-- WHAT TO PRODUCE --
Copy every line, leaving nothing out and adding nothing.
# # # # # # #
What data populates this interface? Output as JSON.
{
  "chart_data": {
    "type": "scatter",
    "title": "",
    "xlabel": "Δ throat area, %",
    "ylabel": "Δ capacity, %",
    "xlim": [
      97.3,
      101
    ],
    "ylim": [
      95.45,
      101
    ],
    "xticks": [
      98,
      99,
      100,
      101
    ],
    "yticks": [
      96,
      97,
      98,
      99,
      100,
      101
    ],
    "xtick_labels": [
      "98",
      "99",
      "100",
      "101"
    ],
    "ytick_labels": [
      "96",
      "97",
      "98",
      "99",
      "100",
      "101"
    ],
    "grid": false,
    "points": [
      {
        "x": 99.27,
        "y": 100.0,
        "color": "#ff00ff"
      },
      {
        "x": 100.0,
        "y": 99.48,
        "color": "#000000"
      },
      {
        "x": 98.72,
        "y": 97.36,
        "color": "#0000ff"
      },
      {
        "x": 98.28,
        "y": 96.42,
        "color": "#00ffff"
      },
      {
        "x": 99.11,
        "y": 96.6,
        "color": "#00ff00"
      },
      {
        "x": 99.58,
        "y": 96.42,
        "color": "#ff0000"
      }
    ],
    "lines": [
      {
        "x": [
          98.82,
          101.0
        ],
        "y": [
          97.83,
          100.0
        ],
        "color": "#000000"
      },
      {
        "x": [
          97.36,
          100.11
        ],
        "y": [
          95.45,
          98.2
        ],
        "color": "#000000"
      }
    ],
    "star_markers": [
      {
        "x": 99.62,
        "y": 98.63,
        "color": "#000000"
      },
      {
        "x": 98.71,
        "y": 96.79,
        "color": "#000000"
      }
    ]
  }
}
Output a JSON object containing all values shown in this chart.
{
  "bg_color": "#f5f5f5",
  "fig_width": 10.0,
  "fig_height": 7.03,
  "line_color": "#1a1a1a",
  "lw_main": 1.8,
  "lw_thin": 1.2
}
# # # # # # #
-- TASK SOLUTION --
What data populates this interface? Output as JSON.
{
  "chart_data": {
    "type": "scatter",
    "title": "",
    "xlabel": "Δ throat area, %",
    "ylabel": "Δ capacity, %",
    "xlim": [
      97.3,
      101
    ],
    "ylim": [
      95.45,
      101
    ],
    "xticks": [
      98,
      99,
      100,
      101
    ],
    "yticks": [
      96,
      97,
      98,
      99,
      100,
      101
    ],
    "xtick_labels": [
      "98",
      "99",
      "100",
      "101"
    ],
    "ytick_labels": [
      "96",
      "97",
      "98",
      "99",
      "100",
      "101"
    ],
    "grid": false,
    "points": [
      {
        "x": 99.27,
        "y": 100.0,
        "color": "#ff00ff"
      },
      {
        "x": 100.0,
        "y": 99.48,
        "color": "#000000"
      },
      {
        "x": 98.72,
        "y": 97.36,
        "color": "#0000ff"
      },
      {
        "x": 98.28,
        "y": 96.42,
        "color": "#00ffff"
      },
      {
        "x": 99.11,
        "y": 96.6,
        "color": "#00ff00"
      },
      {
        "x": 99.58,
        "y": 96.42,
        "color": "#ff0000"
      }
    ],
    "lines": [
      {
        "x": [
          98.82,
          101.0
        ],
        "y": [
          97.83,
          100.0
        ],
        "color": "#000000"
      },
      {
        "x": [
          97.36,
          100.11
        ],
        "y": [
          95.45,
          98.2
        ],
        "color": "#000000"
      }
    ],
    "star_markers": [
      {
        "x": 99.62,
        "y": 98.63,
        "color": "#000000"
      },
      {
        "x": 98.71,
        "y": 96.79,
        "color": "#000000"
      }
    ]
  }
}
Output a JSON object containing all values shown in this chart.
{
  "bg_color": "#f5f5f5",
  "fig_width": 10.0,
  "fig_height": 7.03,
  "line_color": "#1a1a1a",
  "lw_main": 1.8,
  "lw_thin": 1.2
}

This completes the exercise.